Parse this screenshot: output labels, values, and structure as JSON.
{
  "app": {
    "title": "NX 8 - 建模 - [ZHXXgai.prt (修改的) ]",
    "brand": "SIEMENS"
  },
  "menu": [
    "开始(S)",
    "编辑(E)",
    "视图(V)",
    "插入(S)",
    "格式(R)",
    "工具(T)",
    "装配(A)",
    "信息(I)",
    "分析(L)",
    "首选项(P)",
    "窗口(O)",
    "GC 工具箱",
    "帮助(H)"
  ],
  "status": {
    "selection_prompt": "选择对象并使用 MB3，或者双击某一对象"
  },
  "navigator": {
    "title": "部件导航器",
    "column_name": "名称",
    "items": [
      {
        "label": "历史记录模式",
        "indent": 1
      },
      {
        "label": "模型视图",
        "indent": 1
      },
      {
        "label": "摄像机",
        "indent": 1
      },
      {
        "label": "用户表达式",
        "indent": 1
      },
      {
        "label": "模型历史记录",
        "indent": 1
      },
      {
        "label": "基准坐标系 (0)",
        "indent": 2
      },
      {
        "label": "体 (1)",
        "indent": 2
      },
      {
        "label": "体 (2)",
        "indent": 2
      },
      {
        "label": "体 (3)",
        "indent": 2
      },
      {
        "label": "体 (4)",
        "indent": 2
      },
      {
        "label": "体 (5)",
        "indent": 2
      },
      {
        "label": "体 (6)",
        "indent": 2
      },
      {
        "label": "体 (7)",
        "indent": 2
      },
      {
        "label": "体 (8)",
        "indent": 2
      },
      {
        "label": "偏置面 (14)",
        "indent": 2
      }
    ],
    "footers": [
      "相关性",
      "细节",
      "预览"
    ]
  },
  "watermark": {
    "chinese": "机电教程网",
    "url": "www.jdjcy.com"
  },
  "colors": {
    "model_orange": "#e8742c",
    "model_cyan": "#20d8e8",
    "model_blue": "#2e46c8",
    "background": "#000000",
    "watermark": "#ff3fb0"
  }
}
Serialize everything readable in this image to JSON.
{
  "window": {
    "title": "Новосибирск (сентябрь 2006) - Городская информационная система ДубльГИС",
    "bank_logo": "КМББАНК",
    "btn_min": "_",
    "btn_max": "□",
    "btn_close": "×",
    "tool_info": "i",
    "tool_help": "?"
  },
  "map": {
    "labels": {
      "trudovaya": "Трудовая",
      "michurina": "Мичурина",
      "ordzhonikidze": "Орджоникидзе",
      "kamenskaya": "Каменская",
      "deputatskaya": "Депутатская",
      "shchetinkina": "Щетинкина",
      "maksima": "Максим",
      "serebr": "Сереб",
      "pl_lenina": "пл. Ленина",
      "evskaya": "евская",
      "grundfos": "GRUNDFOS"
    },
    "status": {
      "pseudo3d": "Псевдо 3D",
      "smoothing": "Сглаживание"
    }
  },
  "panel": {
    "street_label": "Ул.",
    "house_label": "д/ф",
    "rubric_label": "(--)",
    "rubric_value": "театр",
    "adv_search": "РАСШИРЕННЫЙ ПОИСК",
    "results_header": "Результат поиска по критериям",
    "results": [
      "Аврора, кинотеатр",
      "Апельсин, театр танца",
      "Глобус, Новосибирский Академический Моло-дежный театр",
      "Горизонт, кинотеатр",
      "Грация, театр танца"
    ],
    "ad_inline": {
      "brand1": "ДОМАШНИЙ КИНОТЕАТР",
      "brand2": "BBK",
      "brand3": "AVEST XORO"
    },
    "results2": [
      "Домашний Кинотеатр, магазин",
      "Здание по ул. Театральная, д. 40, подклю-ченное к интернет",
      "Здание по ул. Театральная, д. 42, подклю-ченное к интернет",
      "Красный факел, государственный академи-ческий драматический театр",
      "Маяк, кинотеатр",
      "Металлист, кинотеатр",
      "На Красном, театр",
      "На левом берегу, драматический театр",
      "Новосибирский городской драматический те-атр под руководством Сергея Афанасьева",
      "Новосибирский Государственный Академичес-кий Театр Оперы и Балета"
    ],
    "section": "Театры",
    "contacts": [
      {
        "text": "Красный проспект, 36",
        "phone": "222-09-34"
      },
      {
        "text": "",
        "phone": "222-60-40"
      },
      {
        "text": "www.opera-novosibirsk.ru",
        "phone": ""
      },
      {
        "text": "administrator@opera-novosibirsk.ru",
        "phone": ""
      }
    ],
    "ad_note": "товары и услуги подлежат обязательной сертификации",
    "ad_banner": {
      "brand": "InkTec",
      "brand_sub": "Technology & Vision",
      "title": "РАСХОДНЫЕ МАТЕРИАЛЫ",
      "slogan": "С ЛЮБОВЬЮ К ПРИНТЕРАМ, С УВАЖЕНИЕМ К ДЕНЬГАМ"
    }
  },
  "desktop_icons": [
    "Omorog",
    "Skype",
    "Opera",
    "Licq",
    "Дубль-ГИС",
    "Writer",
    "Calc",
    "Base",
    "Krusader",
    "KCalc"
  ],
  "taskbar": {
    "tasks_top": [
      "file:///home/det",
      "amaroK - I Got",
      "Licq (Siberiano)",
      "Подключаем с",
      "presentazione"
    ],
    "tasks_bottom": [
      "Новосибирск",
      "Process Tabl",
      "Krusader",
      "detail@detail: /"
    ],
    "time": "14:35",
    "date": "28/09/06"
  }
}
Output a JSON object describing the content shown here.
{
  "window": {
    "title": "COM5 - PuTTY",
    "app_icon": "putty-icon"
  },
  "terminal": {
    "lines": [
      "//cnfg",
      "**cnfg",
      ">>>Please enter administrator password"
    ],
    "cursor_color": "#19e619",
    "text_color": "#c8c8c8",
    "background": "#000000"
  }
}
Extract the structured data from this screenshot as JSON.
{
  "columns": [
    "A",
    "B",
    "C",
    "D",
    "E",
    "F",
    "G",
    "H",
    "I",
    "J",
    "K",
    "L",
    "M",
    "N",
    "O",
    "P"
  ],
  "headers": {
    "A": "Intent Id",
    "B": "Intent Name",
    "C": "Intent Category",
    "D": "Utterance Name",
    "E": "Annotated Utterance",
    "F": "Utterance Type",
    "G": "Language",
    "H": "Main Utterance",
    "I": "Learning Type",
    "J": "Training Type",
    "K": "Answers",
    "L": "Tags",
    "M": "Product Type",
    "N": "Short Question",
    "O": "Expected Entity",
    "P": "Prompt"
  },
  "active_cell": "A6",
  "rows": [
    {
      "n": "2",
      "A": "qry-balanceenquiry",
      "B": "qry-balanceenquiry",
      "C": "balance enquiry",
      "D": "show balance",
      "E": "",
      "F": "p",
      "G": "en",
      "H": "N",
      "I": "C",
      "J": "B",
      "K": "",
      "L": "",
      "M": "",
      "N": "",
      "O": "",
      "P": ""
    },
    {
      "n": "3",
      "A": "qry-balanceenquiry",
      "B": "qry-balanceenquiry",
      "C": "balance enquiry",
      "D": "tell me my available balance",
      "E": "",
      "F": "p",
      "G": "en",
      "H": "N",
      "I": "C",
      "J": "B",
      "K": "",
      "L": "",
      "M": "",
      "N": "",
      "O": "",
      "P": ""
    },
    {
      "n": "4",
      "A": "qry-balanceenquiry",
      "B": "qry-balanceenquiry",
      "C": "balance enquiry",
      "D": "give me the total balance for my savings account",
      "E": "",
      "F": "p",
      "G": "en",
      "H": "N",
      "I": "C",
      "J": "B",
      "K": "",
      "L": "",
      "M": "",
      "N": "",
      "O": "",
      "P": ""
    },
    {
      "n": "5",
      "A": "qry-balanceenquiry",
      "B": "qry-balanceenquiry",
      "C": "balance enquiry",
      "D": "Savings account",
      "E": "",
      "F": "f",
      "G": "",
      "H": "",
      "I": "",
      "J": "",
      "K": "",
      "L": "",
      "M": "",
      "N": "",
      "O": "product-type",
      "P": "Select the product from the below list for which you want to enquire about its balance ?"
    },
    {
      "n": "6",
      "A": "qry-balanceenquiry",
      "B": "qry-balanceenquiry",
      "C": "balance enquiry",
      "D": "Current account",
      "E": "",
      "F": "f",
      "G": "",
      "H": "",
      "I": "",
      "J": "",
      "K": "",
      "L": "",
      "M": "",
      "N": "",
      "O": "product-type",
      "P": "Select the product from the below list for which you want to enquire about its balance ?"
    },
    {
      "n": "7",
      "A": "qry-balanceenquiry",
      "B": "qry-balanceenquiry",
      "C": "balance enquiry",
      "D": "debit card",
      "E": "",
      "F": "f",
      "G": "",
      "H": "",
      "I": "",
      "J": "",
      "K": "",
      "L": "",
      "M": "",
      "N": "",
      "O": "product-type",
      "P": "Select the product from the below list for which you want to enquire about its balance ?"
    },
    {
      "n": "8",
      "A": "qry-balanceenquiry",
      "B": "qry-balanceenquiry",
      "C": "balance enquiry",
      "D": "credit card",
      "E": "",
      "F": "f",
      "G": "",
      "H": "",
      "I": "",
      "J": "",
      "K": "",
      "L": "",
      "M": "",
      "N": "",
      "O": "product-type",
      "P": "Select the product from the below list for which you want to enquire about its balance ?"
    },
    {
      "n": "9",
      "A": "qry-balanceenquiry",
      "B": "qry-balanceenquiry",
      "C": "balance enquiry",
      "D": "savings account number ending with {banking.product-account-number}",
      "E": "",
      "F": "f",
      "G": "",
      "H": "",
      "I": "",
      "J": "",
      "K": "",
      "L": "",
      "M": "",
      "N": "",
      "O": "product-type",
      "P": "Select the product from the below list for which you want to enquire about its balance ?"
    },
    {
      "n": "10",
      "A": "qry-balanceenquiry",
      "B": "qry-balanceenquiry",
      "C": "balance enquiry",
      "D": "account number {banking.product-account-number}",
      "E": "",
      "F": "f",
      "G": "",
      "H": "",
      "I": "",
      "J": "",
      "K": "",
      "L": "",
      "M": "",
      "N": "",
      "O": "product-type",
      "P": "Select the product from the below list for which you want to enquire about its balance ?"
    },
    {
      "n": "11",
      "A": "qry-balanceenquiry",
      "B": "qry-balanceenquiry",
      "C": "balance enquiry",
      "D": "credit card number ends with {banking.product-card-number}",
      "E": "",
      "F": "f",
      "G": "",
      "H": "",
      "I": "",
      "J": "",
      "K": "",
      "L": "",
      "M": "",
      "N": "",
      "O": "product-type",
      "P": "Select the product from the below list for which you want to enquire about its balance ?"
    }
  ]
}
◇ ◇ ◇
WORK REQUIRED:
Each line with the string "ченное" in it needs to be found and copied.

SOLUTION FOR THIS EXERCISE:
      "Здание по ул. Театральная, д. 40, подклю-ченное к интернет",
      "Здание по ул. Театральная, д. 42, подклю-ченное к интернет",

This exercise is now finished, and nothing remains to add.